▶ _Short problem_:
Show every line containing "allument" by copying it.

+ + +

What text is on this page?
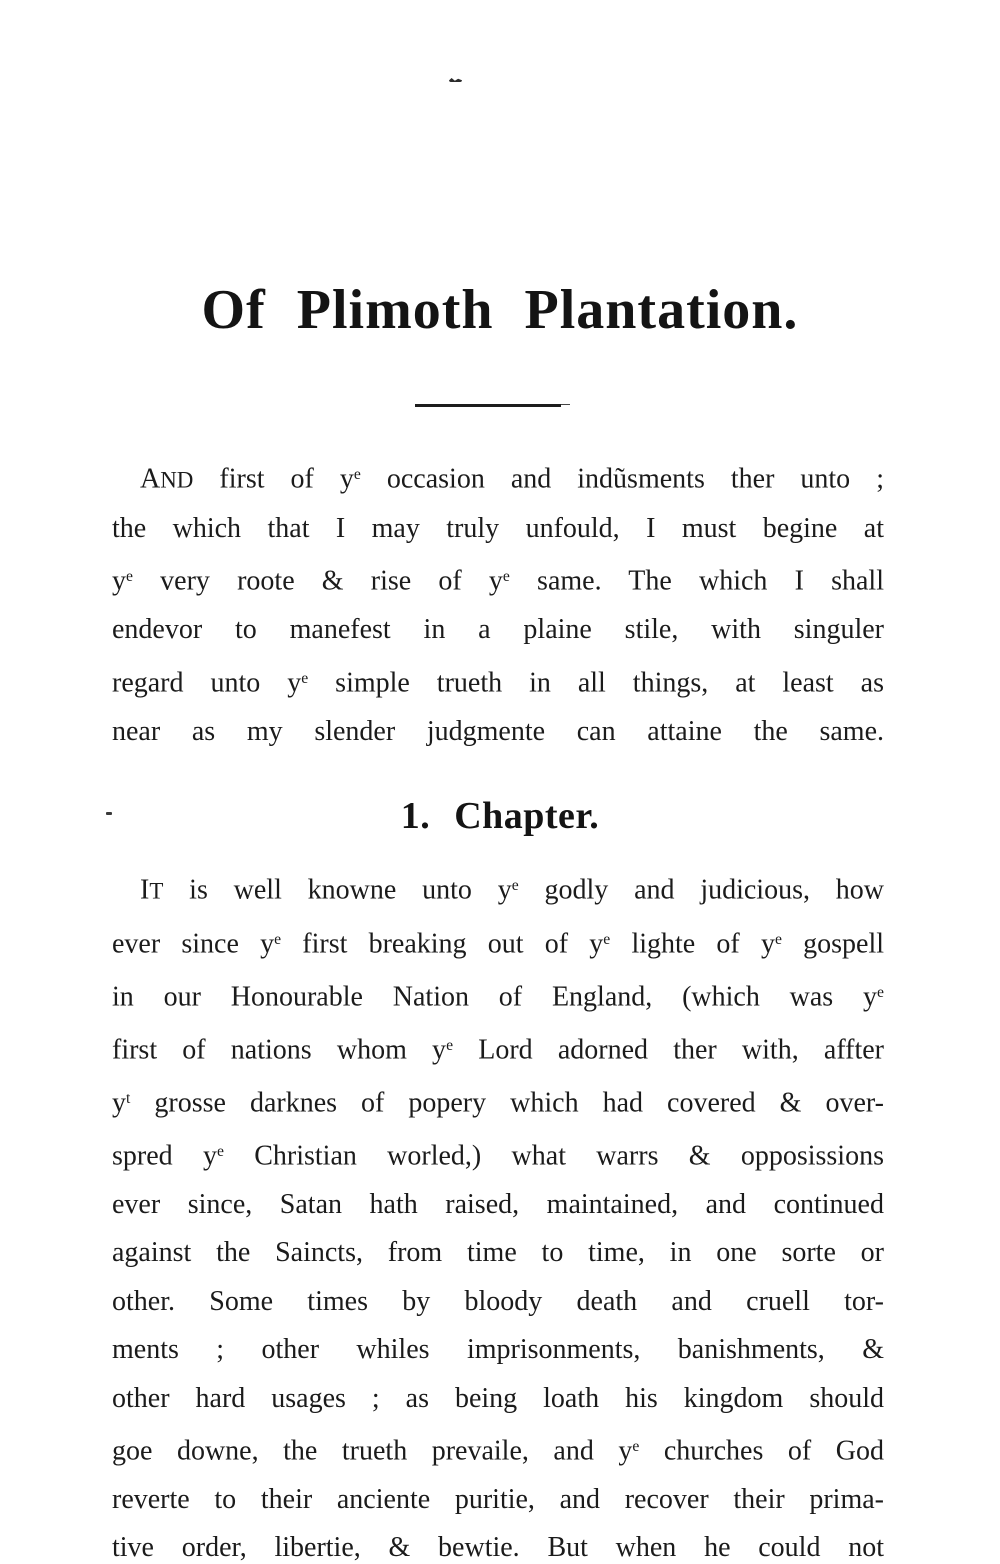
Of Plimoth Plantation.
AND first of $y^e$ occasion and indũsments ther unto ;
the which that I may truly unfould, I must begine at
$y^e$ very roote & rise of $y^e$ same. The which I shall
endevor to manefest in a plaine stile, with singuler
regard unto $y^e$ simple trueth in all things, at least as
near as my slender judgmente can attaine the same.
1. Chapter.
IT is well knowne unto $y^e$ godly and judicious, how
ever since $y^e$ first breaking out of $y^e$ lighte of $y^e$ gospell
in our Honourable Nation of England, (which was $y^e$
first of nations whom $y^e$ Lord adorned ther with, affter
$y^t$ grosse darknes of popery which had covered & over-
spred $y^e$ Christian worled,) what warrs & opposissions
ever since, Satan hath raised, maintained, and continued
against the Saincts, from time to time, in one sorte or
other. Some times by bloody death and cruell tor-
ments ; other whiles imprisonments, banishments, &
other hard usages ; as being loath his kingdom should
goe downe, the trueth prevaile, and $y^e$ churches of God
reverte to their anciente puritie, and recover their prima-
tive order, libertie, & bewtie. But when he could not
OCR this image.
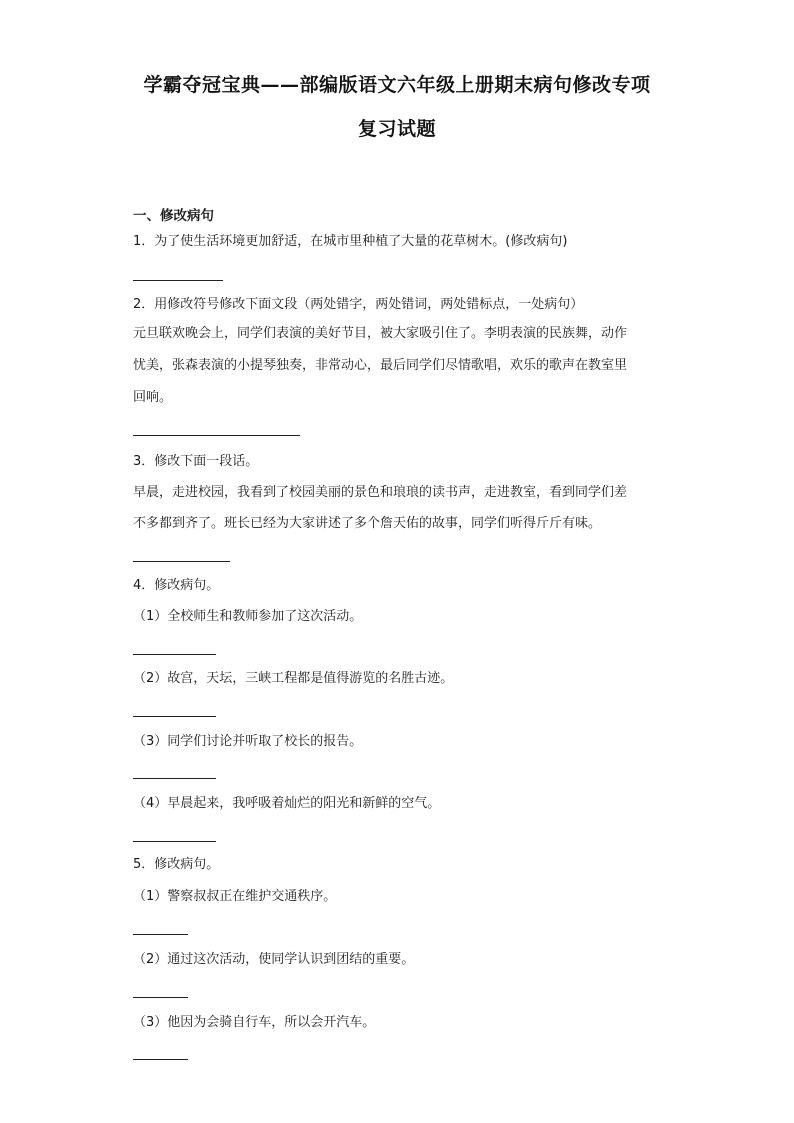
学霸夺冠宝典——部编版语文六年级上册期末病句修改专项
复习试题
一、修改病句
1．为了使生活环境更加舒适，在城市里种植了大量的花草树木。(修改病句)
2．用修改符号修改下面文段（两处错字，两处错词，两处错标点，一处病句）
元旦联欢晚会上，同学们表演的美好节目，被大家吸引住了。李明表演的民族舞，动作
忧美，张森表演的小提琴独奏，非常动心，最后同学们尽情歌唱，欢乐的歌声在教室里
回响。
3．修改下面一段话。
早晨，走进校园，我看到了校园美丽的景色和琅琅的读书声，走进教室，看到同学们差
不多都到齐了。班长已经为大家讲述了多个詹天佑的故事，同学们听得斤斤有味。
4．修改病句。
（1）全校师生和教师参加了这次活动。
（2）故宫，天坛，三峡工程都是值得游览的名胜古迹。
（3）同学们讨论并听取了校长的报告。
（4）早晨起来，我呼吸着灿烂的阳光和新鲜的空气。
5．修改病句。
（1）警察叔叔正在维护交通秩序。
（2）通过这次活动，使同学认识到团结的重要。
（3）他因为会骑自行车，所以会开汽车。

+ + +

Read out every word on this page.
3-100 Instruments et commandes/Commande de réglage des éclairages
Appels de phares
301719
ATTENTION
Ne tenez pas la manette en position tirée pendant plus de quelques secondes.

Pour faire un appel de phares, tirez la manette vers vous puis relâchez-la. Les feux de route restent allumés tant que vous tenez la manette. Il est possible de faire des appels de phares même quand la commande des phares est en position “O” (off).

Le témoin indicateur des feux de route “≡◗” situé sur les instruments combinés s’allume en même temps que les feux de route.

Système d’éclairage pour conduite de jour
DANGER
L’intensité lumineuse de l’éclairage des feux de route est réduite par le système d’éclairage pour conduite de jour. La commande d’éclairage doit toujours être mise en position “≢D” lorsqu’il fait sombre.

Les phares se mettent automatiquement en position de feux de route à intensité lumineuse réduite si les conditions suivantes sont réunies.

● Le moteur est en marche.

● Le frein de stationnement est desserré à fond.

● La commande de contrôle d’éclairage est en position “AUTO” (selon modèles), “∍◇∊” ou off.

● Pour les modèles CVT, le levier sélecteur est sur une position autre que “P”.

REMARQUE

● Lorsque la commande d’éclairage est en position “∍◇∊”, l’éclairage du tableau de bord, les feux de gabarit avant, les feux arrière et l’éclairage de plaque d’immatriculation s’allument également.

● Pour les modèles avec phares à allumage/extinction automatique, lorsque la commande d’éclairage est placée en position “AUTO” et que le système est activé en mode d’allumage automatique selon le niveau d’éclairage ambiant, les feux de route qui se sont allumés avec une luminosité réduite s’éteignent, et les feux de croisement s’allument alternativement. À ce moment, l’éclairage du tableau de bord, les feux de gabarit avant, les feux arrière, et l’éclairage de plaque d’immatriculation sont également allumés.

+ + +

▶ _Response_:
● Lorsque la commande d’éclairage est en position “∍◇∊”, l’éclairage du tableau de bord, les feux de gabarit avant, les feux arrière et l’éclairage de plaque d’immatriculation s’allument également.
● Pour les modèles avec phares à allumage/extinction automatique, lorsque la commande d’éclairage est placée en position “AUTO” et que le système est activé en mode d’allumage automatique selon le niveau d’éclairage ambiant, les feux de route qui se sont allumés avec une luminosité réduite s’éteignent, et les feux de croisement s’allument alternativement. À ce moment, l’éclairage du tableau de bord, les feux de gabarit avant, les feux arrière, et l’éclairage de plaque d’immatriculation sont également allumés.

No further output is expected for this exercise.